(Brief): Listed below are entries; give the number of lines among them that include "XGBoost", and only that number.

(Records provided):
>> begin
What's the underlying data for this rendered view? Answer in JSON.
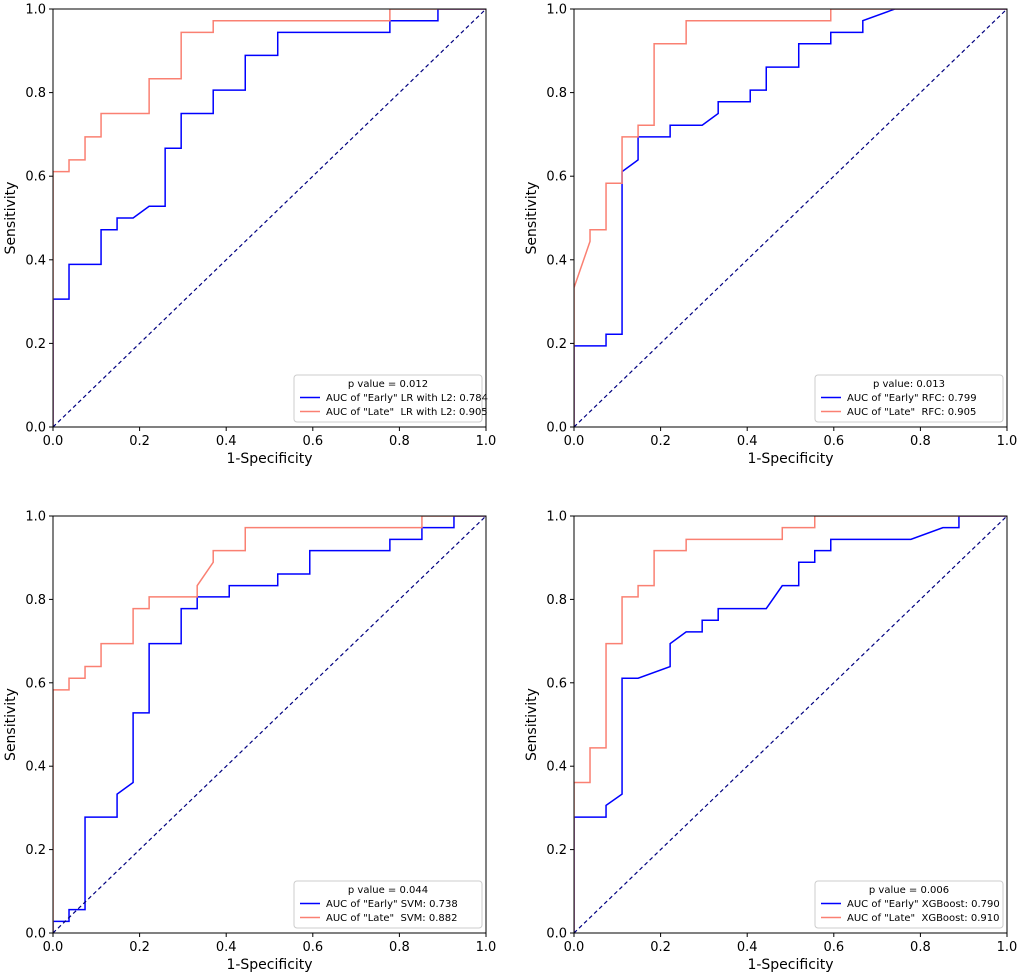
{
  "chart_data": [
    {
      "type": "line",
      "panel": "top-left",
      "xlabel": "1-Specificity",
      "ylabel": "Sensitivity",
      "xlim": [
        0,
        1
      ],
      "ylim": [
        0,
        1
      ],
      "xticks": [
        "0.0",
        "0.2",
        "0.4",
        "0.6",
        "0.8",
        "1.0"
      ],
      "yticks": [
        "0.0",
        "0.2",
        "0.4",
        "0.6",
        "0.8",
        "1.0"
      ],
      "legend_title": "p value = 0.012",
      "legend_position": "lower-right",
      "series": [
        {
          "name": "AUC of \"Early\" LR with L2: 0.784",
          "color": "#0000ff",
          "points": [
            [
              0,
              0
            ],
            [
              0,
              0.306
            ],
            [
              0.037,
              0.306
            ],
            [
              0.037,
              0.389
            ],
            [
              0.111,
              0.389
            ],
            [
              0.111,
              0.472
            ],
            [
              0.148,
              0.472
            ],
            [
              0.148,
              0.5
            ],
            [
              0.185,
              0.5
            ],
            [
              0.222,
              0.528
            ],
            [
              0.259,
              0.528
            ],
            [
              0.259,
              0.667
            ],
            [
              0.296,
              0.667
            ],
            [
              0.296,
              0.75
            ],
            [
              0.37,
              0.75
            ],
            [
              0.37,
              0.806
            ],
            [
              0.444,
              0.806
            ],
            [
              0.444,
              0.889
            ],
            [
              0.519,
              0.889
            ],
            [
              0.519,
              0.944
            ],
            [
              0.778,
              0.944
            ],
            [
              0.778,
              0.972
            ],
            [
              0.889,
              0.972
            ],
            [
              0.889,
              1.0
            ],
            [
              1.0,
              1.0
            ]
          ]
        },
        {
          "name": "AUC of \"Late\"  LR with L2: 0.905",
          "color": "#fa8072",
          "points": [
            [
              0,
              0
            ],
            [
              0,
              0.611
            ],
            [
              0.037,
              0.611
            ],
            [
              0.037,
              0.639
            ],
            [
              0.074,
              0.639
            ],
            [
              0.074,
              0.694
            ],
            [
              0.111,
              0.694
            ],
            [
              0.111,
              0.75
            ],
            [
              0.222,
              0.75
            ],
            [
              0.222,
              0.833
            ],
            [
              0.296,
              0.833
            ],
            [
              0.296,
              0.944
            ],
            [
              0.37,
              0.944
            ],
            [
              0.37,
              0.972
            ],
            [
              0.778,
              0.972
            ],
            [
              0.778,
              1.0
            ],
            [
              1.0,
              1.0
            ]
          ]
        },
        {
          "name": "chance",
          "color": "#000080",
          "dashed": true,
          "points": [
            [
              0,
              0
            ],
            [
              1,
              1
            ]
          ]
        }
      ]
    },
    {
      "type": "line",
      "panel": "top-right",
      "xlabel": "1-Specificity",
      "ylabel": "Sensitivity",
      "xlim": [
        0,
        1
      ],
      "ylim": [
        0,
        1
      ],
      "xticks": [
        "0.0",
        "0.2",
        "0.4",
        "0.6",
        "0.8",
        "1.0"
      ],
      "yticks": [
        "0.0",
        "0.2",
        "0.4",
        "0.6",
        "0.8",
        "1.0"
      ],
      "legend_title": "p value: 0.013",
      "legend_position": "lower-right",
      "series": [
        {
          "name": "AUC of \"Early\" RFC: 0.799",
          "color": "#0000ff",
          "points": [
            [
              0,
              0
            ],
            [
              0,
              0.194
            ],
            [
              0.074,
              0.194
            ],
            [
              0.074,
              0.222
            ],
            [
              0.111,
              0.222
            ],
            [
              0.111,
              0.611
            ],
            [
              0.148,
              0.639
            ],
            [
              0.148,
              0.694
            ],
            [
              0.222,
              0.694
            ],
            [
              0.222,
              0.722
            ],
            [
              0.296,
              0.722
            ],
            [
              0.333,
              0.75
            ],
            [
              0.333,
              0.778
            ],
            [
              0.407,
              0.778
            ],
            [
              0.407,
              0.806
            ],
            [
              0.444,
              0.806
            ],
            [
              0.444,
              0.861
            ],
            [
              0.519,
              0.861
            ],
            [
              0.519,
              0.917
            ],
            [
              0.593,
              0.917
            ],
            [
              0.593,
              0.944
            ],
            [
              0.667,
              0.944
            ],
            [
              0.667,
              0.972
            ],
            [
              0.741,
              1.0
            ],
            [
              1.0,
              1.0
            ]
          ]
        },
        {
          "name": "AUC of \"Late\"  RFC: 0.905",
          "color": "#fa8072",
          "points": [
            [
              0,
              0
            ],
            [
              0,
              0.333
            ],
            [
              0.037,
              0.444
            ],
            [
              0.037,
              0.472
            ],
            [
              0.074,
              0.472
            ],
            [
              0.074,
              0.583
            ],
            [
              0.111,
              0.583
            ],
            [
              0.111,
              0.694
            ],
            [
              0.148,
              0.694
            ],
            [
              0.148,
              0.722
            ],
            [
              0.185,
              0.722
            ],
            [
              0.185,
              0.917
            ],
            [
              0.259,
              0.917
            ],
            [
              0.259,
              0.972
            ],
            [
              0.593,
              0.972
            ],
            [
              0.593,
              1.0
            ],
            [
              1.0,
              1.0
            ]
          ]
        },
        {
          "name": "chance",
          "color": "#000080",
          "dashed": true,
          "points": [
            [
              0,
              0
            ],
            [
              1,
              1
            ]
          ]
        }
      ]
    },
    {
      "type": "line",
      "panel": "bottom-left",
      "xlabel": "1-Specificity",
      "ylabel": "Sensitivity",
      "xlim": [
        0,
        1
      ],
      "ylim": [
        0,
        1
      ],
      "xticks": [
        "0.0",
        "0.2",
        "0.4",
        "0.6",
        "0.8",
        "1.0"
      ],
      "yticks": [
        "0.0",
        "0.2",
        "0.4",
        "0.6",
        "0.8",
        "1.0"
      ],
      "legend_title": "p value = 0.044",
      "legend_position": "lower-right",
      "series": [
        {
          "name": "AUC of \"Early\" SVM: 0.738",
          "color": "#0000ff",
          "points": [
            [
              0,
              0
            ],
            [
              0,
              0.028
            ],
            [
              0.037,
              0.028
            ],
            [
              0.037,
              0.056
            ],
            [
              0.074,
              0.056
            ],
            [
              0.074,
              0.278
            ],
            [
              0.148,
              0.278
            ],
            [
              0.148,
              0.333
            ],
            [
              0.185,
              0.361
            ],
            [
              0.185,
              0.528
            ],
            [
              0.222,
              0.528
            ],
            [
              0.222,
              0.694
            ],
            [
              0.296,
              0.694
            ],
            [
              0.296,
              0.778
            ],
            [
              0.333,
              0.778
            ],
            [
              0.333,
              0.806
            ],
            [
              0.407,
              0.806
            ],
            [
              0.407,
              0.833
            ],
            [
              0.519,
              0.833
            ],
            [
              0.519,
              0.861
            ],
            [
              0.593,
              0.861
            ],
            [
              0.593,
              0.917
            ],
            [
              0.778,
              0.917
            ],
            [
              0.778,
              0.944
            ],
            [
              0.852,
              0.944
            ],
            [
              0.852,
              0.972
            ],
            [
              0.926,
              0.972
            ],
            [
              0.926,
              1.0
            ],
            [
              1.0,
              1.0
            ]
          ]
        },
        {
          "name": "AUC of \"Late\"  SVM: 0.882",
          "color": "#fa8072",
          "points": [
            [
              0,
              0
            ],
            [
              0,
              0.583
            ],
            [
              0.037,
              0.583
            ],
            [
              0.037,
              0.611
            ],
            [
              0.074,
              0.611
            ],
            [
              0.074,
              0.639
            ],
            [
              0.111,
              0.639
            ],
            [
              0.111,
              0.694
            ],
            [
              0.185,
              0.694
            ],
            [
              0.185,
              0.778
            ],
            [
              0.222,
              0.778
            ],
            [
              0.222,
              0.806
            ],
            [
              0.333,
              0.806
            ],
            [
              0.333,
              0.833
            ],
            [
              0.37,
              0.889
            ],
            [
              0.37,
              0.917
            ],
            [
              0.444,
              0.917
            ],
            [
              0.444,
              0.972
            ],
            [
              0.852,
              0.972
            ],
            [
              0.852,
              1.0
            ],
            [
              1.0,
              1.0
            ]
          ]
        },
        {
          "name": "chance",
          "color": "#000080",
          "dashed": true,
          "points": [
            [
              0,
              0
            ],
            [
              1,
              1
            ]
          ]
        }
      ]
    },
    {
      "type": "line",
      "panel": "bottom-right",
      "xlabel": "1-Specificity",
      "ylabel": "Sensitivity",
      "xlim": [
        0,
        1
      ],
      "ylim": [
        0,
        1
      ],
      "xticks": [
        "0.0",
        "0.2",
        "0.4",
        "0.6",
        "0.8",
        "1.0"
      ],
      "yticks": [
        "0.0",
        "0.2",
        "0.4",
        "0.6",
        "0.8",
        "1.0"
      ],
      "legend_title": "p value = 0.006",
      "legend_position": "lower-right",
      "series": [
        {
          "name": "AUC of \"Early\" XGBoost: 0.790",
          "color": "#0000ff",
          "points": [
            [
              0,
              0
            ],
            [
              0,
              0.278
            ],
            [
              0.074,
              0.278
            ],
            [
              0.074,
              0.306
            ],
            [
              0.111,
              0.333
            ],
            [
              0.111,
              0.611
            ],
            [
              0.148,
              0.611
            ],
            [
              0.222,
              0.639
            ],
            [
              0.222,
              0.694
            ],
            [
              0.259,
              0.722
            ],
            [
              0.296,
              0.722
            ],
            [
              0.296,
              0.75
            ],
            [
              0.333,
              0.75
            ],
            [
              0.333,
              0.778
            ],
            [
              0.407,
              0.778
            ],
            [
              0.444,
              0.778
            ],
            [
              0.481,
              0.833
            ],
            [
              0.519,
              0.833
            ],
            [
              0.519,
              0.889
            ],
            [
              0.556,
              0.889
            ],
            [
              0.556,
              0.917
            ],
            [
              0.593,
              0.917
            ],
            [
              0.593,
              0.944
            ],
            [
              0.778,
              0.944
            ],
            [
              0.852,
              0.972
            ],
            [
              0.889,
              0.972
            ],
            [
              0.889,
              1.0
            ],
            [
              1.0,
              1.0
            ]
          ]
        },
        {
          "name": "AUC of \"Late\"  XGBoost: 0.910",
          "color": "#fa8072",
          "points": [
            [
              0,
              0
            ],
            [
              0,
              0.361
            ],
            [
              0.037,
              0.361
            ],
            [
              0.037,
              0.444
            ],
            [
              0.074,
              0.444
            ],
            [
              0.074,
              0.694
            ],
            [
              0.111,
              0.694
            ],
            [
              0.111,
              0.806
            ],
            [
              0.148,
              0.806
            ],
            [
              0.148,
              0.833
            ],
            [
              0.185,
              0.833
            ],
            [
              0.185,
              0.917
            ],
            [
              0.259,
              0.917
            ],
            [
              0.259,
              0.944
            ],
            [
              0.481,
              0.944
            ],
            [
              0.481,
              0.972
            ],
            [
              0.556,
              0.972
            ],
            [
              0.556,
              1.0
            ],
            [
              1.0,
              1.0
            ]
          ]
        },
        {
          "name": "chance",
          "color": "#000080",
          "dashed": true,
          "points": [
            [
              0,
              0
            ],
            [
              1,
              1
            ]
          ]
        }
      ]
    }
  ]
}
>> end
(Answer in full): 2